··· RECORDS SHOWN ···
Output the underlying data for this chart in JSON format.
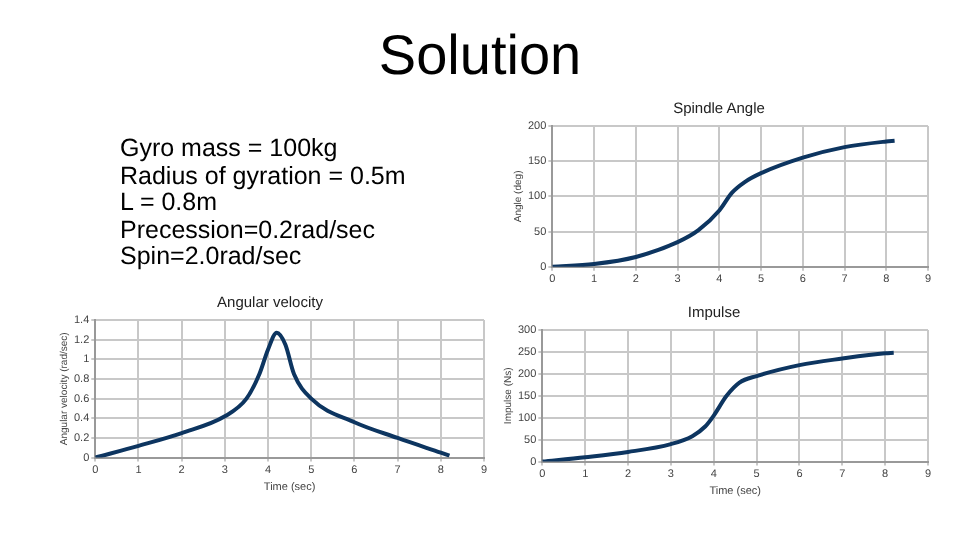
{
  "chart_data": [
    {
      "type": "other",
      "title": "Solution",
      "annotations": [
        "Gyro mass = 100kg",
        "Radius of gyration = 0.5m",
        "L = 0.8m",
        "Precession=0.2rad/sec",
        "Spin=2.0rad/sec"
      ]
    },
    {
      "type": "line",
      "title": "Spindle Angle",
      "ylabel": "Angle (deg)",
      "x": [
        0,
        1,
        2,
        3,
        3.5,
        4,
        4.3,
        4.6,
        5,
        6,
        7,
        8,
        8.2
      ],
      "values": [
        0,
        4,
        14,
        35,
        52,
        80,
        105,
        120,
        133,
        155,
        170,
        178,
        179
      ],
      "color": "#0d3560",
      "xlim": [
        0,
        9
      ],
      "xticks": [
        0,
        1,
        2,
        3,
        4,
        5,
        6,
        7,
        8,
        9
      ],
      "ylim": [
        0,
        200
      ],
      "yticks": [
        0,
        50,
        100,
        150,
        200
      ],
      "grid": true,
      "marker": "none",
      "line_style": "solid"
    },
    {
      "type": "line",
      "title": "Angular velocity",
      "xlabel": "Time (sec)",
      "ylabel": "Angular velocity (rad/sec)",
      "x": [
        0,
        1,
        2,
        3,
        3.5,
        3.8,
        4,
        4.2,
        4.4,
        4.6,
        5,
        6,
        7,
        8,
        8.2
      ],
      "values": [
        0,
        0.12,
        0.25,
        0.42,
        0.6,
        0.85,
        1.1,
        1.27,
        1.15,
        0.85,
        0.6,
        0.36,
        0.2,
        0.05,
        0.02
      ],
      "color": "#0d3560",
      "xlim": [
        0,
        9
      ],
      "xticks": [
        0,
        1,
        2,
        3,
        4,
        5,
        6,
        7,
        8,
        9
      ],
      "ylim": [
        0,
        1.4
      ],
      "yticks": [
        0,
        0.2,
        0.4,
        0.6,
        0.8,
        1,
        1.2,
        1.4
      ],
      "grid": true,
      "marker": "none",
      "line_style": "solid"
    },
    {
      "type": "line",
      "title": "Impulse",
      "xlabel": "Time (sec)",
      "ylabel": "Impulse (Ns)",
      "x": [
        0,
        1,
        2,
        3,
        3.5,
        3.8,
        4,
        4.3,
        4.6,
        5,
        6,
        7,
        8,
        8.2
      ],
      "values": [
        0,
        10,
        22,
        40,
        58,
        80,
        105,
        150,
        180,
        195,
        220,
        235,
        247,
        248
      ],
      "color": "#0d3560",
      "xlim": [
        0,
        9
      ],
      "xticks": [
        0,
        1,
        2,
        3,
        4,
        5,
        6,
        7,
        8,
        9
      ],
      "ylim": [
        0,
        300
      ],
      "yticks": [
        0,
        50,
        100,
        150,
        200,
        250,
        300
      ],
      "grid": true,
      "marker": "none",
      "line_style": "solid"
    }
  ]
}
···
··· RECORDS SHOWN ···
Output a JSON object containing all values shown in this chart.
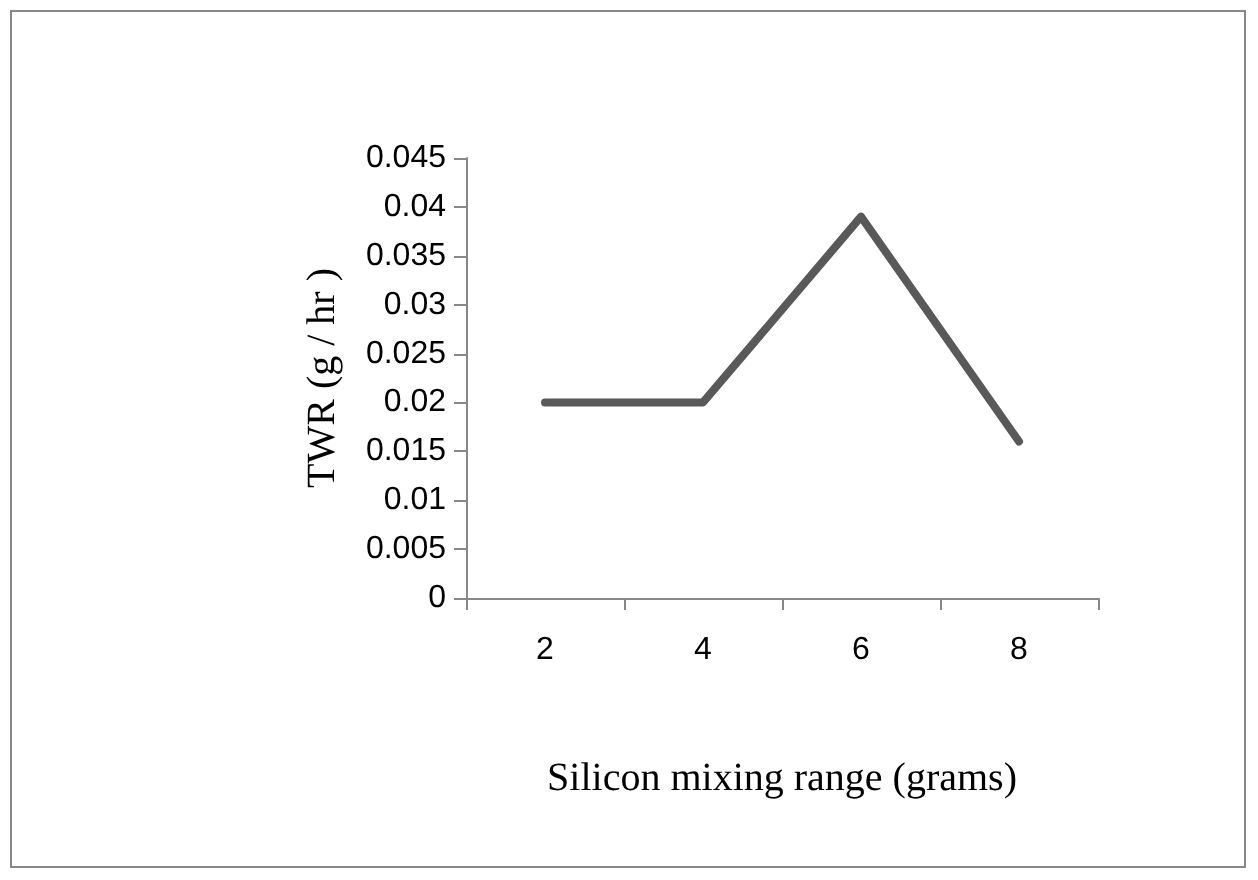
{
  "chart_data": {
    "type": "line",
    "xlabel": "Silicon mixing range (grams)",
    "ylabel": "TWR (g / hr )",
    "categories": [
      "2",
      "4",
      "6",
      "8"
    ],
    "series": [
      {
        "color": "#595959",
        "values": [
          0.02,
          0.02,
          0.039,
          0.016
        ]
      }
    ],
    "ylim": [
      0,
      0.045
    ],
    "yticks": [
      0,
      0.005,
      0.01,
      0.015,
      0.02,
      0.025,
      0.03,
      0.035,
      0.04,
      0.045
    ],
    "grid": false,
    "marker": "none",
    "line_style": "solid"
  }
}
···
Search the lines above for the string "title" and copy each line that has it.

§ **ANSWER TO THE TASK**:
      "title": "Solution",
      "title": "Spindle Angle",
      "title": "Angular velocity",
      "title": "Impulse",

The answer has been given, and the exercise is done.